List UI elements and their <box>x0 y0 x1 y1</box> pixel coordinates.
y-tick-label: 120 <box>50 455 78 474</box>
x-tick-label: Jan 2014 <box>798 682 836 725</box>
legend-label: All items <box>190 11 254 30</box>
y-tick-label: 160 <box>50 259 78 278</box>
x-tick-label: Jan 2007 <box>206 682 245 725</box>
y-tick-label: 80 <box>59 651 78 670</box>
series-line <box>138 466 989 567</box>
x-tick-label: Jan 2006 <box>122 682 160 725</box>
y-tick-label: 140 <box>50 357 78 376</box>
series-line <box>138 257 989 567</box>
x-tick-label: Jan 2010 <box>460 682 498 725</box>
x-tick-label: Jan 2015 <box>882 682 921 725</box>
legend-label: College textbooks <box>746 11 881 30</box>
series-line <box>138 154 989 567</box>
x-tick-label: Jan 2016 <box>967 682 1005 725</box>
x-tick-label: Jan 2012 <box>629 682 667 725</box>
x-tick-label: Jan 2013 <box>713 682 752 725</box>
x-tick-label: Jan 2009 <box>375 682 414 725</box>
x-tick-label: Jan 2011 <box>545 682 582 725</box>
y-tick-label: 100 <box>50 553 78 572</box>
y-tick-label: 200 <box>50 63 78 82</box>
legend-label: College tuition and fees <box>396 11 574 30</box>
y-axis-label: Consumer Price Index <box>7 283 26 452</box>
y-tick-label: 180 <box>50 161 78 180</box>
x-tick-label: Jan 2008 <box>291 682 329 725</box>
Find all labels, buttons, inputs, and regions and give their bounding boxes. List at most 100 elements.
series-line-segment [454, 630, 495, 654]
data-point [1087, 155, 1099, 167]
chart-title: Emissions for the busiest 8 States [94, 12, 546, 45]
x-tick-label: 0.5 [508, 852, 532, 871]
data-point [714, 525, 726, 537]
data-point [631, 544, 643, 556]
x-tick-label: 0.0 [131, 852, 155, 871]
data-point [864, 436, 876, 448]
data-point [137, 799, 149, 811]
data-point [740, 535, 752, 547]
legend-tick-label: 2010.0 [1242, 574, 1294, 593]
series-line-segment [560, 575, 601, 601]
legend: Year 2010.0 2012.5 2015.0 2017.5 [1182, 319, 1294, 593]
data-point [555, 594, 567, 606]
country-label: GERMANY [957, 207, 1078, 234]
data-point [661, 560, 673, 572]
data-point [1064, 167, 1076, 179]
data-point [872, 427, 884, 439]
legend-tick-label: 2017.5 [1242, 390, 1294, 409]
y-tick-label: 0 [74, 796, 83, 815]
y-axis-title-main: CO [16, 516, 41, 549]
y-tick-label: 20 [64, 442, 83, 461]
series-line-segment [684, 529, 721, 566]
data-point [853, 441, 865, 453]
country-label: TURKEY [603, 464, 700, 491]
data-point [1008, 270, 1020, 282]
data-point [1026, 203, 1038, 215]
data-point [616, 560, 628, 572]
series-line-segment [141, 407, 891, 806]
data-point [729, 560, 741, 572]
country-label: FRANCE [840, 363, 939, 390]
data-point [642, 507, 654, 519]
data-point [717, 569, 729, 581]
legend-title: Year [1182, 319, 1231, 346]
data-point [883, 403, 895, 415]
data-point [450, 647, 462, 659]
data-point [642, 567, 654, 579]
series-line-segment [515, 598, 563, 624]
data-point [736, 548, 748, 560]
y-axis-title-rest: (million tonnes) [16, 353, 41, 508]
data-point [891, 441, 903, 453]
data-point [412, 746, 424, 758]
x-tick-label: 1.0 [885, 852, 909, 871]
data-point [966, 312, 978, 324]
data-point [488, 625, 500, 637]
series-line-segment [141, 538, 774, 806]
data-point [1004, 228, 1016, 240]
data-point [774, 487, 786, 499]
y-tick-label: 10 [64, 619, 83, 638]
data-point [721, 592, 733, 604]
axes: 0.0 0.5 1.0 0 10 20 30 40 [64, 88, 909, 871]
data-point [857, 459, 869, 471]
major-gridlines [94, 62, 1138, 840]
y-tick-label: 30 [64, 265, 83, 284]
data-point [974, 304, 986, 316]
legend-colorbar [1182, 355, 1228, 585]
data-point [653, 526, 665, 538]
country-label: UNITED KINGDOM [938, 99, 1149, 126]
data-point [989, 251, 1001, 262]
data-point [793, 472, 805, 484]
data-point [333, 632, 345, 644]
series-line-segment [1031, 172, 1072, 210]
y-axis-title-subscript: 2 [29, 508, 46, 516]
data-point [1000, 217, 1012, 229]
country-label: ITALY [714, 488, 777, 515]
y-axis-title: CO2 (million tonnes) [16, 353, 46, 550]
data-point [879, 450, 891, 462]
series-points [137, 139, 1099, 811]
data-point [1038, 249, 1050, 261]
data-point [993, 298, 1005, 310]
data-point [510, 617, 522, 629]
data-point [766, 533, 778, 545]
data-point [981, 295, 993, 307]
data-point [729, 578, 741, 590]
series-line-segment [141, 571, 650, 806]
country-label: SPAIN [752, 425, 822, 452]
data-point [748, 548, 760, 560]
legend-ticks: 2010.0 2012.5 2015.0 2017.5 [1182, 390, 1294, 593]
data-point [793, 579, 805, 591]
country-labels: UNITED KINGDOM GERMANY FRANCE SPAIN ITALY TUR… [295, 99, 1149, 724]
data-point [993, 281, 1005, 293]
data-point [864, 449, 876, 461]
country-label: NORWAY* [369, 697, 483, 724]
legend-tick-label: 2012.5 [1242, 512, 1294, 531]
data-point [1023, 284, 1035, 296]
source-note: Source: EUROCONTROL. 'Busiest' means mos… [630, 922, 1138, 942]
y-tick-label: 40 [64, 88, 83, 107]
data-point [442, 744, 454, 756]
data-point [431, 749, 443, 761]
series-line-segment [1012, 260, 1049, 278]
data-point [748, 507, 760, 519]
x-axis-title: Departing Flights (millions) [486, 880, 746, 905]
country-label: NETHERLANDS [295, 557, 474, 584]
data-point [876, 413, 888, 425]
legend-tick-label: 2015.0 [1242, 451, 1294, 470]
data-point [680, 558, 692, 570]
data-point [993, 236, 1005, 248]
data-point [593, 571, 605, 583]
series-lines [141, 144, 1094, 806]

- _INSTRUCTIONS TO FOLLOW_
Rewrite every line of the records above as a JSON list of strings, with one string per line and blank lines omitted.

- _REPLY TO THE EXERCISE_
[
  "List UI elements and their <box>x0 y0 x1 y1</box> pixel coordinates.",
  "y-tick-label: 120 <box>50 455 78 474</box>",
  "x-tick-label: Jan 2014 <box>798 682 836 725</box>",
  "legend-label: All items <box>190 11 254 30</box>",
  "y-tick-label: 160 <box>50 259 78 278</box>",
  "x-tick-label: Jan 2007 <box>206 682 245 725</box>",
  "y-tick-label: 80 <box>59 651 78 670</box>",
  "series-line <box>138 466 989 567</box>",
  "x-tick-label: Jan 2006 <box>122 682 160 725</box>",
  "y-tick-label: 140 <box>50 357 78 376</box>",
  "series-line <box>138 257 989 567</box>",
  "x-tick-label: Jan 2010 <box>460 682 498 725</box>",
  "x-tick-label: Jan 2015 <box>882 682 921 725</box>",
  "legend-label: College textbooks <box>746 11 881 30</box>",
  "series-line <box>138 154 989 567</box>",
  "x-tick-label: Jan 2016 <box>967 682 1005 725</box>",
  "x-tick-label: Jan 2012 <box>629 682 667 725</box>",
  "x-tick-label: Jan 2013 <box>713 682 752 725</box>",
  "x-tick-label: Jan 2009 <box>375 682 414 725</box>",
  "x-tick-label: Jan 2011 <box>545 682 582 725</box>",
  "y-tick-label: 100 <box>50 553 78 572</box>",
  "y-tick-label: 200 <box>50 63 78 82</box>",
  "legend-label: College tuition and fees <box>396 11 574 30</box>",
  "y-axis-label: Consumer Price Index <box>7 283 26 452</box>",
  "y-tick-label: 180 <box>50 161 78 180</box>",
  "x-tick-label: Jan 2008 <box>291 682 329 725</box>",
  "Find all labels, buttons, inputs, and regions and give their bounding boxes. List at most 100 elements.",
  "series-line-segment [454, 630, 495, 654]",
  "data-point [1087, 155, 1099, 167]",
  "chart-title: Emissions for the busiest 8 States [94, 12, 546, 45]",
  "x-tick-label: 0.5 [508, 852, 532, 871]",
  "data-point [714, 525, 726, 537]",
  "data-point [631, 544, 643, 556]",
  "x-tick-label: 0.0 [131, 852, 155, 871]",
  "data-point [864, 436, 876, 448]",
  "data-point [137, 799, 149, 811]",
  "data-point [740, 535, 752, 547]",
  "legend-tick-label: 2010.0 [1242, 574, 1294, 593]",
  "series-line-segment [560, 575, 601, 601]",
  "legend: Year 2010.0 2012.5 2015.0 2017.5 [1182, 319, 1294, 593]",
  "data-point [555, 594, 567, 606]",
  "country-label: GERMANY [957, 207, 1078, 234]",
  "data-point [661, 560, 673, 572]",
  "data-point [1064, 167, 1076, 179]",
  "data-point [872, 427, 884, 439]",
  "legend-tick-label: 2017.5 [1242, 390, 1294, 409]",
  "y-tick-label: 0 [74, 796, 83, 815]",
  "y-axis-title-main: CO [16, 516, 41, 549]",
  "y-tick-label: 20 [64, 442, 83, 461]",
  "series-line-segment [684, 529, 721, 566]",
  "data-point [853, 441, 865, 453]",
  "country-label: TURKEY [603, 464, 700, 491]",
  "data-point [1008, 270, 1020, 282]",
  "data-point [1026, 203, 1038, 215]",
  "data-point [616, 560, 628, 572]",
  "series-line-segment [141, 407, 891, 806]",
  "data-point [729, 560, 741, 572]",
  "country-label: FRANCE [840, 363, 939, 390]",
  "data-point [642, 507, 654, 519]",
  "data-point [717, 569, 729, 581]",
  "legend-title: Year [1182, 319, 1231, 346]",
  "data-point [883, 403, 895, 415]",
  "data-point [450, 647, 462, 659]",
  "data-point [642, 567, 654, 579]",
  "series-line-segment [515, 598, 563, 624]",
  "data-point [736, 548, 748, 560]",
  "y-axis-title-rest: (million tonnes) [16, 353, 41, 508]",
  "data-point [891, 441, 903, 453]",
  "data-point [412, 746, 424, 758]",
  "x-tick-label: 1.0 [885, 852, 909, 871]",
  "data-point [966, 312, 978, 324]",
  "data-point [488, 625, 500, 637]",
  "series-line-segment [141, 538, 774, 806]",
  "data-point [1004, 228, 1016, 240]",
  "data-point [774, 487, 786, 499]",
  "y-tick-label: 10 [64, 619, 83, 638]",
  "data-point [721, 592, 733, 604]",
  "axes: 0.0 0.5 1.0 0 10 20 30 40 [64, 88, 909, 871]",
  "data-point [857, 459, 869, 471]",
  "major-gridlines [94, 62, 1138, 840]",
  "y-tick-label: 30 [64, 265, 83, 284]",
  "data-point [974, 304, 986, 316]",
  "legend-colorbar [1182, 355, 1228, 585]",
  "data-point [653, 526, 665, 538]",
  "country-label: UNITED KINGDOM [938, 99, 1149, 126]",
  "data-point [989, 251, 1001, 262]",
  "data-point [793, 472, 805, 484]",
  "data-point [333, 632, 345, 644]",
  "series-line-segment [1031, 172, 1072, 210]",
  "y-axis-title-subscript: 2 [29, 508, 46, 516]",
  "data-point [1000, 217, 1012, 229]",
  "country-label: ITALY [714, 488, 777, 515]",
  "y-axis-title: CO2 (million tonnes) [16, 353, 46, 550]",
  "data-point [879, 450, 891, 462]",
  "series-points [137, 139, 1099, 811]",
  "data-point [1038, 249, 1050, 261]",
  "data-point [993, 298, 1005, 310]",
  "data-point [510, 617, 522, 629]",
  "data-point [766, 533, 778, 545]",
  "data-point [981, 295, 993, 307]",
  "data-point [729, 578, 741, 590]",
  "series-line-segment [141, 571, 650, 806]",
  "country-label: SPAIN [752, 425, 822, 452]",
  "data-point [748, 548, 760, 560]",
  "legend-ticks: 2010.0 2012.5 2015.0 2017.5 [1182, 390, 1294, 593]",
  "data-point [793, 579, 805, 591]",
  "country-labels: UNITED KINGDOM GERMANY FRANCE SPAIN ITALY TUR… [295, 99, 1149, 724]",
  "data-point [993, 281, 1005, 293]",
  "data-point [864, 449, 876, 461]",
  "country-label: NORWAY* [369, 697, 483, 724]",
  "legend-tick-label: 2012.5 [1242, 512, 1294, 531]",
  "data-point [1023, 284, 1035, 296]",
  "source-note: Source: EUROCONTROL. 'Busiest' means mos… [630, 922, 1138, 942]",
  "y-tick-label: 40 [64, 88, 83, 107]",
  "data-point [442, 744, 454, 756]",
  "data-point [431, 749, 443, 761]",
  "series-line-segment [1012, 260, 1049, 278]",
  "data-point [748, 507, 760, 519]",
  "x-axis-title: Departing Flights (millions) [486, 880, 746, 905]",
  "country-label: NETHERLANDS [295, 557, 474, 584]",
  "data-point [876, 413, 888, 425]",
  "legend-tick-label: 2015.0 [1242, 451, 1294, 470]",
  "data-point [680, 558, 692, 570]",
  "data-point [993, 236, 1005, 248]",
  "data-point [593, 571, 605, 583]",
  "series-lines [141, 144, 1094, 806]"
]